### Given request
Write out all the entries word for word and omit any pictures.

** BEGIN Given records **

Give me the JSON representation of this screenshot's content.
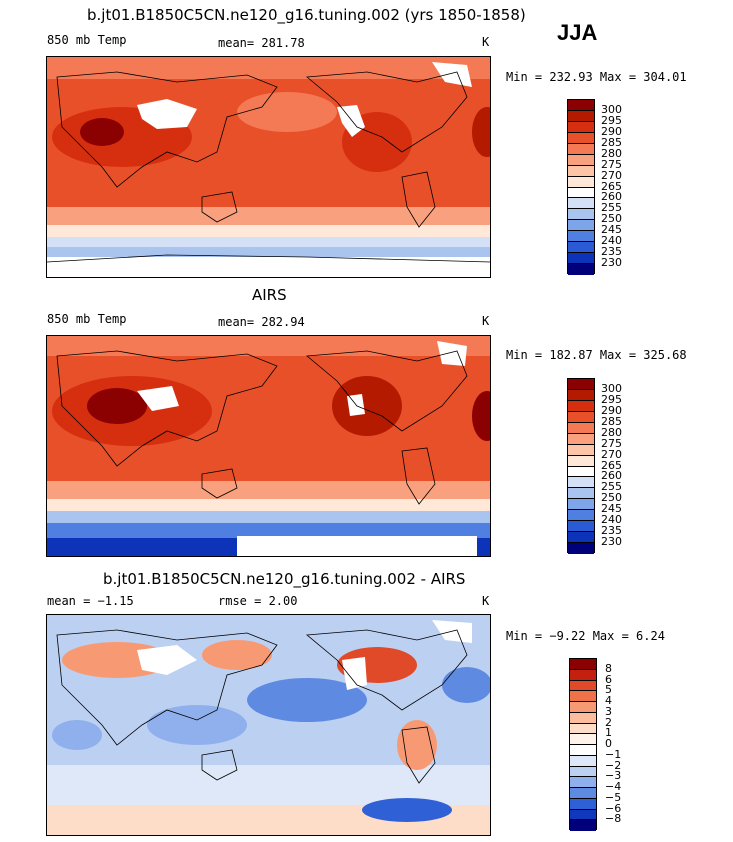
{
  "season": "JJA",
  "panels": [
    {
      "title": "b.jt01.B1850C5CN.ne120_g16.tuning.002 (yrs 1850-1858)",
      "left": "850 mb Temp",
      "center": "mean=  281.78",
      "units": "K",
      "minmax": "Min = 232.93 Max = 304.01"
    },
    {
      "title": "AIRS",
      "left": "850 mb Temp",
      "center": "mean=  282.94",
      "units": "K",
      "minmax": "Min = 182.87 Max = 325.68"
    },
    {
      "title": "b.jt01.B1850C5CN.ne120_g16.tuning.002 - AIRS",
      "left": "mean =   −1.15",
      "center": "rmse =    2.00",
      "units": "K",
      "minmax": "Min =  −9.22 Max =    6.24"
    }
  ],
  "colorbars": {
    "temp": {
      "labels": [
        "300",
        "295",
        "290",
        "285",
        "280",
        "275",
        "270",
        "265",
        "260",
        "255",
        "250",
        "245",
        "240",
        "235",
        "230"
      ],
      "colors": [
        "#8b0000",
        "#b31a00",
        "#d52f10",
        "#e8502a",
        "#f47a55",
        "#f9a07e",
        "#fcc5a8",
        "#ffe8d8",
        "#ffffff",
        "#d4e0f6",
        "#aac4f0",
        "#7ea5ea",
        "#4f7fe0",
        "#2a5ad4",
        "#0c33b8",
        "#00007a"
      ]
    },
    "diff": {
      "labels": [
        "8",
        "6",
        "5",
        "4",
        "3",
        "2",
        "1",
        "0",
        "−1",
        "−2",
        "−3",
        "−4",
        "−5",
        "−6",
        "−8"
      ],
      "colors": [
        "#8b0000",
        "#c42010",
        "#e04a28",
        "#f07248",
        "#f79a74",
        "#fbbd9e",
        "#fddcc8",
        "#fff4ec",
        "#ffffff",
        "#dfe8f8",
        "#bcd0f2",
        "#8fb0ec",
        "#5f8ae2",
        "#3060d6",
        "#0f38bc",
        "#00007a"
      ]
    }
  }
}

** END Given records **

### Expected answer
Give me the JSON representation of this screenshot's content.
{
  "season": "JJA",
  "panels": [
    {
      "title": "b.jt01.B1850C5CN.ne120_g16.tuning.002 (yrs 1850-1858)",
      "left": "850 mb Temp",
      "center": "mean=  281.78",
      "units": "K",
      "minmax": "Min = 232.93 Max = 304.01"
    },
    {
      "title": "AIRS",
      "left": "850 mb Temp",
      "center": "mean=  282.94",
      "units": "K",
      "minmax": "Min = 182.87 Max = 325.68"
    },
    {
      "title": "b.jt01.B1850C5CN.ne120_g16.tuning.002 - AIRS",
      "left": "mean =   −1.15",
      "center": "rmse =    2.00",
      "units": "K",
      "minmax": "Min =  −9.22 Max =    6.24"
    }
  ],
  "colorbars": {
    "temp": {
      "labels": [
        "300",
        "295",
        "290",
        "285",
        "280",
        "275",
        "270",
        "265",
        "260",
        "255",
        "250",
        "245",
        "240",
        "235",
        "230"
      ],
      "colors": [
        "#8b0000",
        "#b31a00",
        "#d52f10",
        "#e8502a",
        "#f47a55",
        "#f9a07e",
        "#fcc5a8",
        "#ffe8d8",
        "#ffffff",
        "#d4e0f6",
        "#aac4f0",
        "#7ea5ea",
        "#4f7fe0",
        "#2a5ad4",
        "#0c33b8",
        "#00007a"
      ]
    },
    "diff": {
      "labels": [
        "8",
        "6",
        "5",
        "4",
        "3",
        "2",
        "1",
        "0",
        "−1",
        "−2",
        "−3",
        "−4",
        "−5",
        "−6",
        "−8"
      ],
      "colors": [
        "#8b0000",
        "#c42010",
        "#e04a28",
        "#f07248",
        "#f79a74",
        "#fbbd9e",
        "#fddcc8",
        "#fff4ec",
        "#ffffff",
        "#dfe8f8",
        "#bcd0f2",
        "#8fb0ec",
        "#5f8ae2",
        "#3060d6",
        "#0f38bc",
        "#00007a"
      ]
    }
  }
}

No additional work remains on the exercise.